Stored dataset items
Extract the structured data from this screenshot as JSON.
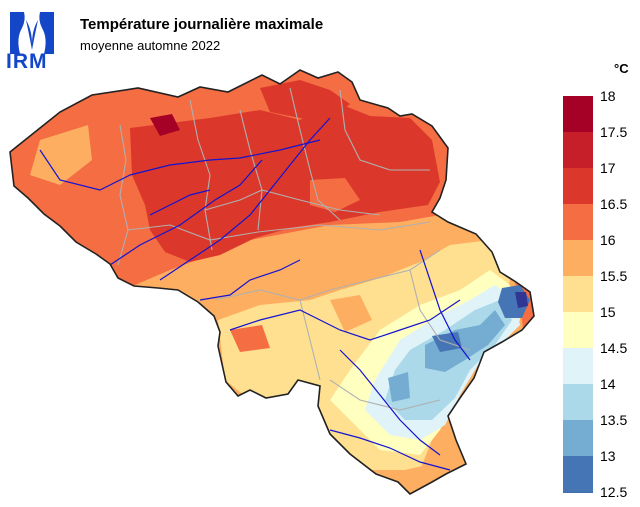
{
  "logo": {
    "text": "IRM"
  },
  "title": "Température journalière maximale",
  "subtitle": "moyenne automne 2022",
  "legend": {
    "unit": "°C",
    "levels": [
      {
        "label": "18",
        "color": "#a50026"
      },
      {
        "label": "17.5",
        "color": "#c71f2a"
      },
      {
        "label": "17",
        "color": "#db382b"
      },
      {
        "label": "16.5",
        "color": "#f46d43"
      },
      {
        "label": "16",
        "color": "#fdae61"
      },
      {
        "label": "15.5",
        "color": "#fee090"
      },
      {
        "label": "15",
        "color": "#ffffbf"
      },
      {
        "label": "14.5",
        "color": "#e0f3f8"
      },
      {
        "label": "14",
        "color": "#abd9e9"
      },
      {
        "label": "13.5",
        "color": "#74add1"
      },
      {
        "label": "13",
        "color": "#4575b4"
      },
      {
        "label": "12.5",
        "color": "#313695"
      }
    ]
  }
}
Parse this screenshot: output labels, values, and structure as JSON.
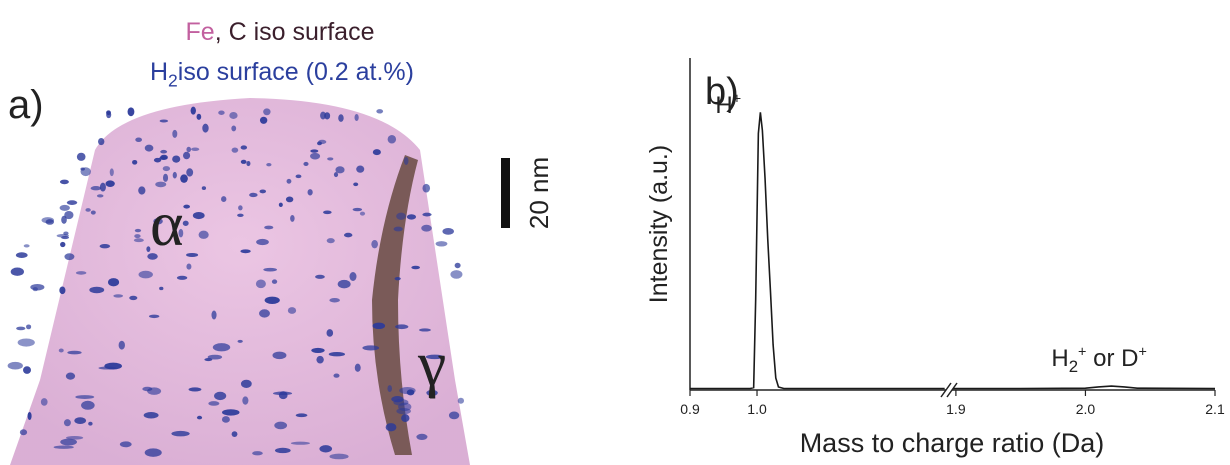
{
  "panel_a": {
    "label": "a)",
    "title_line1": [
      {
        "t": "Fe",
        "color": "#c2609f"
      },
      {
        "t": ", C iso surface",
        "color": "#3b1f2c"
      }
    ],
    "title_line2": [
      {
        "t": "H"
      },
      {
        "sub": "2"
      },
      {
        "t": "iso surface (0.2 at.%)"
      }
    ],
    "title_line2_color": "#2b3f9e",
    "phase_alpha": "α",
    "phase_gamma": "γ",
    "scale_bar": "20 nm"
  },
  "chart_data": {
    "type": "line",
    "panel_label": "b)",
    "x_label": "Mass to charge ratio (Da)",
    "y_label": "Intensity (a.u.)",
    "ylim": [
      0,
      1.1
    ],
    "x_segments": [
      {
        "xlim": [
          0.9,
          1.282
        ],
        "xticks": [
          0.9,
          {
            "value": 1,
            "label": "1.0"
          }
        ]
      },
      {
        "xlim": [
          1.897,
          2.1
        ],
        "xticks": [
          1.9,
          {
            "value": 2,
            "label": "2.0"
          },
          2.1
        ]
      }
    ],
    "series": [
      {
        "color": "#1a1a1a",
        "x": [
          0.9,
          0.95,
          0.99,
          0.995,
          0.998,
          1.002,
          1.005,
          1.008,
          1.012,
          1.016,
          1.02,
          1.024,
          1.028,
          1.032,
          1.04,
          1.1,
          1.2,
          1.28
        ],
        "values": [
          0.005,
          0.005,
          0.005,
          0.008,
          0.3,
          0.85,
          0.92,
          0.86,
          0.7,
          0.5,
          0.33,
          0.15,
          0.04,
          0.01,
          0.005,
          0.005,
          0.005,
          0.005
        ]
      },
      {
        "color": "#1a1a1a",
        "x": [
          1.898,
          1.95,
          2.0,
          2.01,
          2.02,
          2.03,
          2.04,
          2.1
        ],
        "values": [
          0.005,
          0.005,
          0.006,
          0.01,
          0.013,
          0.01,
          0.006,
          0.005
        ]
      }
    ],
    "annotations": [
      {
        "x": 1.005,
        "parts": [
          {
            "t": "H"
          },
          {
            "sup": "+"
          }
        ]
      },
      {
        "x": 2.02,
        "parts": [
          {
            "t": "H"
          },
          {
            "sub": "2"
          },
          {
            "sup": "+"
          },
          {
            "t": " or D"
          },
          {
            "sup": "+"
          }
        ]
      }
    ]
  }
}
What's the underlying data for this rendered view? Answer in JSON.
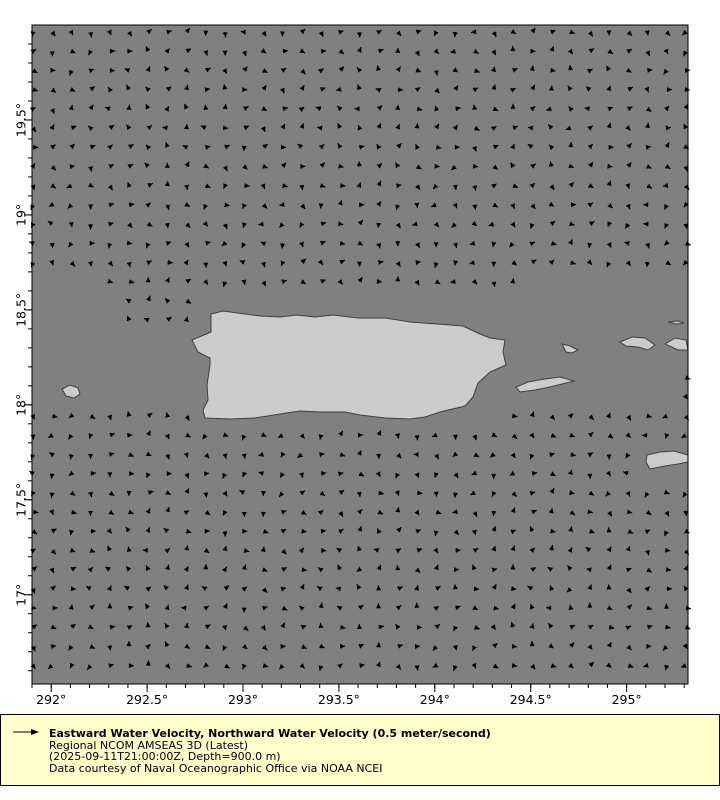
{
  "chart_data": {
    "type": "vector",
    "title": "Eastward Water Velocity, Northward Water Velocity (0.5 meter/second)",
    "xlim": [
      291.9,
      295.32
    ],
    "ylim": [
      16.53,
      20.0
    ],
    "x_ticks": [
      "292°",
      "292.5°",
      "293°",
      "293.5°",
      "294°",
      "294.5°",
      "295°"
    ],
    "x_tick_values": [
      292,
      292.5,
      293,
      293.5,
      294,
      294.5,
      295
    ],
    "y_ticks": [
      "17°",
      "17.5°",
      "18°",
      "18.5°",
      "19°",
      "19.5°"
    ],
    "y_tick_values": [
      17,
      17.5,
      18,
      18.5,
      19,
      19.5
    ],
    "grid": false,
    "legend_placement": "bottom",
    "colors": {
      "ocean": "#808080",
      "land": "#cccccc",
      "coast": "#404040",
      "arrows": "#000000",
      "legend_bg": "#ffffcc"
    }
  },
  "legend": {
    "title": "Eastward Water Velocity, Northward Water Velocity (0.5 meter/second)",
    "line1": "Regional NCOM AMSEAS 3D (Latest)",
    "line2": "(2025-09-11T21:00:00Z, Depth=900.0 m)",
    "line3": "Data courtesy of Naval Oceanographic Office via NOAA NCEI"
  }
}
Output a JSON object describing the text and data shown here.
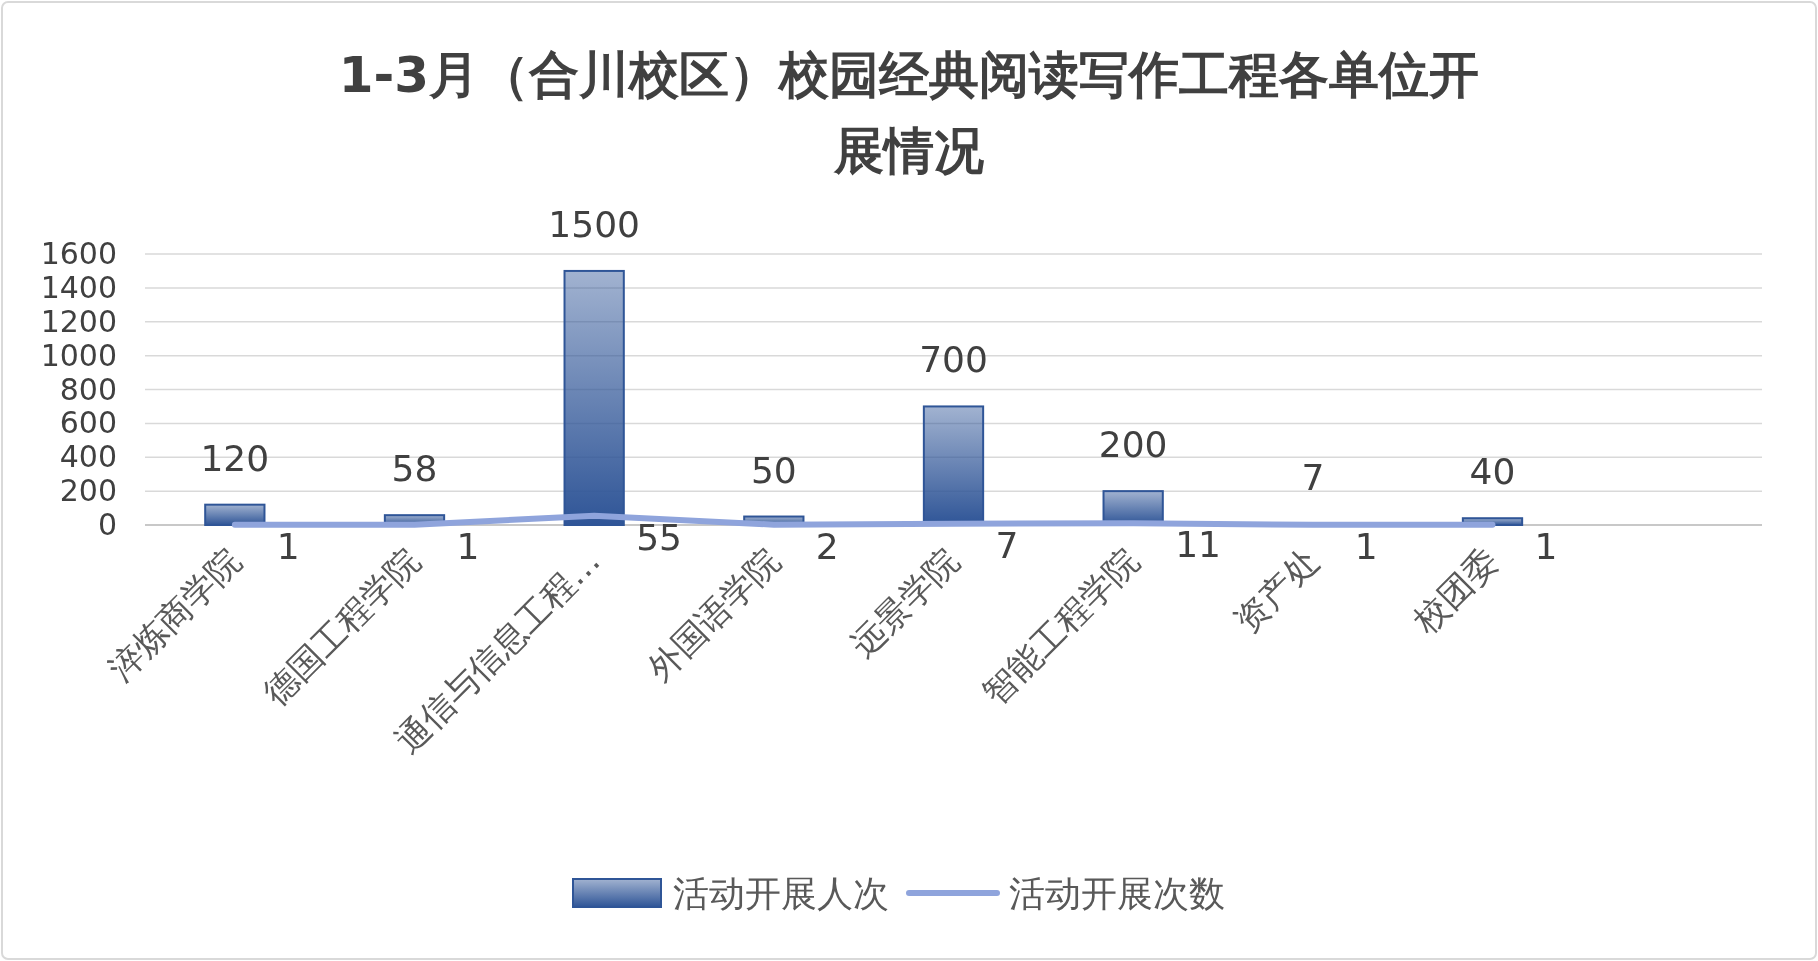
{
  "chart_data": {
    "type": "bar",
    "title": "1-3月（合川校区）校园经典阅读写作工程各单位开展情况",
    "categories": [
      "淬炼商学院",
      "德国工程学院",
      "通信与信息工程…",
      "外国语学院",
      "远景学院",
      "智能工程学院",
      "资产处",
      "校团委",
      null
    ],
    "series": [
      {
        "name": "活动开展人次",
        "color": "#2f5597",
        "values": [
          120,
          58,
          1500,
          50,
          700,
          200,
          7,
          40,
          null
        ]
      },
      {
        "name": "活动开展次数",
        "type": "line",
        "color": "#8fa4dc",
        "values": [
          1,
          1,
          55,
          2,
          7,
          11,
          1,
          1,
          null
        ]
      }
    ],
    "ylim": [
      0,
      1600
    ],
    "yticks": [
      0,
      200,
      400,
      600,
      800,
      1000,
      1200,
      1400,
      1600
    ],
    "grid": "y",
    "legend": "bottom",
    "data_labels": true,
    "marker": "none",
    "line_style": "solid"
  }
}
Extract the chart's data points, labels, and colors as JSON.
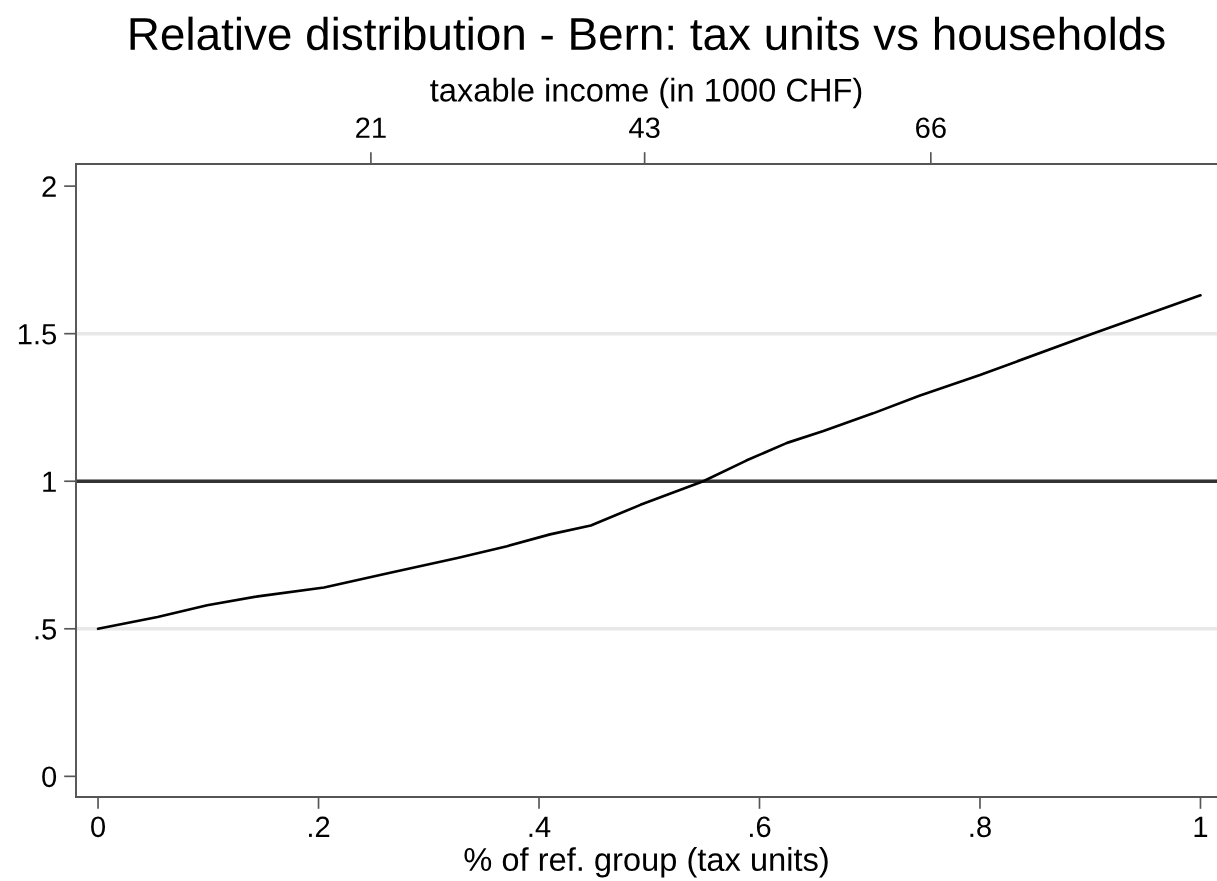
{
  "chart_data": {
    "type": "line",
    "title": "Relative distribution - Bern: tax units vs households",
    "xlabel": "% of ref. group (tax units)",
    "x2label": "taxable income (in 1000 CHF)",
    "x": [
      0,
      0.054,
      0.099,
      0.145,
      0.205,
      0.265,
      0.326,
      0.371,
      0.41,
      0.447,
      0.492,
      0.549,
      0.588,
      0.625,
      0.658,
      0.703,
      0.745,
      0.8,
      0.902,
      1
    ],
    "series": [
      {
        "color": "#000000",
        "values": [
          0.5,
          0.54,
          0.58,
          0.61,
          0.64,
          0.69,
          0.74,
          0.78,
          0.82,
          0.85,
          0.92,
          1.0,
          1.07,
          1.13,
          1.17,
          1.23,
          1.29,
          1.36,
          1.5,
          1.63
        ]
      }
    ],
    "xlim": [
      -0.02,
      1.015
    ],
    "xticks": [
      0,
      {
        "value": 0.2,
        "label": ".2"
      },
      {
        "value": 0.4,
        "label": ".4"
      },
      {
        "value": 0.6,
        "label": ".6"
      },
      {
        "value": 0.8,
        "label": ".8"
      },
      1
    ],
    "x2lim": [
      -2.7,
      89
    ],
    "x2ticks": [
      21,
      43,
      66
    ],
    "ylim": [
      -0.07,
      2.075
    ],
    "yticks": [
      0,
      {
        "value": 0.5,
        "label": ".5"
      },
      1,
      {
        "value": 1.5,
        "label": "1.5"
      },
      2
    ],
    "ref_lines": [
      {
        "axis": "y",
        "value": 1,
        "color": "#333333"
      }
    ],
    "grid": "y",
    "line_style": "solid"
  }
}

_WRITTEN PROBLEM_.
Without including any pictures, please restate all the records exactly.

_CORRECT OUTPUT_.
Extract the structured data from this screenshot as JSON.
{
  "logo": {
    "text": "IRM"
  },
  "title": "Température journalière maximale",
  "subtitle": "moyenne automne 2022",
  "legend": {
    "unit": "°C",
    "levels": [
      {
        "label": "18",
        "color": "#a50026"
      },
      {
        "label": "17.5",
        "color": "#c71f2a"
      },
      {
        "label": "17",
        "color": "#db382b"
      },
      {
        "label": "16.5",
        "color": "#f46d43"
      },
      {
        "label": "16",
        "color": "#fdae61"
      },
      {
        "label": "15.5",
        "color": "#fee090"
      },
      {
        "label": "15",
        "color": "#ffffbf"
      },
      {
        "label": "14.5",
        "color": "#e0f3f8"
      },
      {
        "label": "14",
        "color": "#abd9e9"
      },
      {
        "label": "13.5",
        "color": "#74add1"
      },
      {
        "label": "13",
        "color": "#4575b4"
      },
      {
        "label": "12.5",
        "color": "#313695"
      }
    ]
  }
}
Parse this screenshot: output labels, values, and structure as JSON.
{
  "panel_a": {
    "label": "a)",
    "title_line1": [
      {
        "t": "Fe",
        "color": "#c2609f"
      },
      {
        "t": ", C iso surface",
        "color": "#3b1f2c"
      }
    ],
    "title_line2": [
      {
        "t": "H"
      },
      {
        "sub": "2"
      },
      {
        "t": "iso surface (0.2 at.%)"
      }
    ],
    "title_line2_color": "#2b3f9e",
    "phase_alpha": "α",
    "phase_gamma": "γ",
    "scale_bar": "20 nm"
  },
  "chart_data": {
    "type": "line",
    "panel_label": "b)",
    "x_label": "Mass to charge ratio (Da)",
    "y_label": "Intensity (a.u.)",
    "ylim": [
      0,
      1.1
    ],
    "x_segments": [
      {
        "xlim": [
          0.9,
          1.282
        ],
        "xticks": [
          0.9,
          {
            "value": 1,
            "label": "1.0"
          }
        ]
      },
      {
        "xlim": [
          1.897,
          2.1
        ],
        "xticks": [
          1.9,
          {
            "value": 2,
            "label": "2.0"
          },
          2.1
        ]
      }
    ],
    "series": [
      {
        "color": "#1a1a1a",
        "x": [
          0.9,
          0.95,
          0.99,
          0.995,
          0.998,
          1.002,
          1.005,
          1.008,
          1.012,
          1.016,
          1.02,
          1.024,
          1.028,
          1.032,
          1.04,
          1.1,
          1.2,
          1.28
        ],
        "values": [
          0.005,
          0.005,
          0.005,
          0.008,
          0.3,
          0.85,
          0.92,
          0.86,
          0.7,
          0.5,
          0.33,
          0.15,
          0.04,
          0.01,
          0.005,
          0.005,
          0.005,
          0.005
        ]
      },
      {
        "color": "#1a1a1a",
        "x": [
          1.898,
          1.95,
          2.0,
          2.01,
          2.02,
          2.03,
          2.04,
          2.1
        ],
        "values": [
          0.005,
          0.005,
          0.006,
          0.01,
          0.013,
          0.01,
          0.006,
          0.005
        ]
      }
    ],
    "annotations": [
      {
        "x": 1.005,
        "parts": [
          {
            "t": "H"
          },
          {
            "sup": "+"
          }
        ]
      },
      {
        "x": 2.02,
        "parts": [
          {
            "t": "H"
          },
          {
            "sub": "2"
          },
          {
            "sup": "+"
          },
          {
            "t": " or D"
          },
          {
            "sup": "+"
          }
        ]
      }
    ]
  }
}
What's the underlying data for this rendered view? Answer in JSON.
{
  "chart_data": {
    "type": "vector",
    "title": "Eastward Water Velocity, Northward Water Velocity (0.5 meter/second)",
    "xlim": [
      291.9,
      295.32
    ],
    "ylim": [
      16.53,
      20.0
    ],
    "x_ticks": [
      "292°",
      "292.5°",
      "293°",
      "293.5°",
      "294°",
      "294.5°",
      "295°"
    ],
    "x_tick_values": [
      292,
      292.5,
      293,
      293.5,
      294,
      294.5,
      295
    ],
    "y_ticks": [
      "17°",
      "17.5°",
      "18°",
      "18.5°",
      "19°",
      "19.5°"
    ],
    "y_tick_values": [
      17,
      17.5,
      18,
      18.5,
      19,
      19.5
    ],
    "grid": false,
    "legend_placement": "bottom",
    "colors": {
      "ocean": "#808080",
      "land": "#cccccc",
      "coast": "#404040",
      "arrows": "#000000",
      "legend_bg": "#ffffcc"
    }
  },
  "legend": {
    "title": "Eastward Water Velocity, Northward Water Velocity (0.5 meter/second)",
    "line1": "Regional NCOM AMSEAS 3D (Latest)",
    "line2": "(2025-09-11T21:00:00Z, Depth=900.0 m)",
    "line3": "Data courtesy of Naval Oceanographic Office via NOAA NCEI"
  }
}
Output a JSON object describing the text and data shown here.
{
  "chart_data": {
    "type": "bar",
    "title": "1-3月（合川校区）校园经典阅读写作工程各单位开展情况",
    "categories": [
      "淬炼商学院",
      "德国工程学院",
      "通信与信息工程…",
      "外国语学院",
      "远景学院",
      "智能工程学院",
      "资产处",
      "校团委",
      null
    ],
    "series": [
      {
        "name": "活动开展人次",
        "color": "#2f5597",
        "values": [
          120,
          58,
          1500,
          50,
          700,
          200,
          7,
          40,
          null
        ]
      },
      {
        "name": "活动开展次数",
        "type": "line",
        "color": "#8fa4dc",
        "values": [
          1,
          1,
          55,
          2,
          7,
          11,
          1,
          1,
          null
        ]
      }
    ],
    "ylim": [
      0,
      1600
    ],
    "yticks": [
      0,
      200,
      400,
      600,
      800,
      1000,
      1200,
      1400,
      1600
    ],
    "grid": "y",
    "legend": "bottom",
    "data_labels": true,
    "marker": "none",
    "line_style": "solid"
  }
}
Extract the chart's data points, labels, and colors as JSON.
{
  "chart_data": {
    "type": "line",
    "title": "Relative distribution - Bern: tax units vs households",
    "xlabel": "% of ref. group (tax units)",
    "x2label": "taxable income (in 1000 CHF)",
    "x": [
      0,
      0.054,
      0.099,
      0.145,
      0.205,
      0.265,
      0.326,
      0.371,
      0.41,
      0.447,
      0.492,
      0.549,
      0.588,
      0.625,
      0.658,
      0.703,
      0.745,
      0.8,
      0.902,
      1
    ],
    "series": [
      {
        "color": "#000000",
        "values": [
          0.5,
          0.54,
          0.58,
          0.61,
          0.64,
          0.69,
          0.74,
          0.78,
          0.82,
          0.85,
          0.92,
          1.0,
          1.07,
          1.13,
          1.17,
          1.23,
          1.29,
          1.36,
          1.5,
          1.63
        ]
      }
    ],
    "xlim": [
      -0.02,
      1.015
    ],
    "xticks": [
      0,
      {
        "value": 0.2,
        "label": ".2"
      },
      {
        "value": 0.4,
        "label": ".4"
      },
      {
        "value": 0.6,
        "label": ".6"
      },
      {
        "value": 0.8,
        "label": ".8"
      },
      1
    ],
    "x2lim": [
      -2.7,
      89
    ],
    "x2ticks": [
      21,
      43,
      66
    ],
    "ylim": [
      -0.07,
      2.075
    ],
    "yticks": [
      0,
      {
        "value": 0.5,
        "label": ".5"
      },
      1,
      {
        "value": 1.5,
        "label": "1.5"
      },
      2
    ],
    "ref_lines": [
      {
        "axis": "y",
        "value": 1,
        "color": "#333333"
      }
    ],
    "grid": "y",
    "line_style": "solid"
  }
}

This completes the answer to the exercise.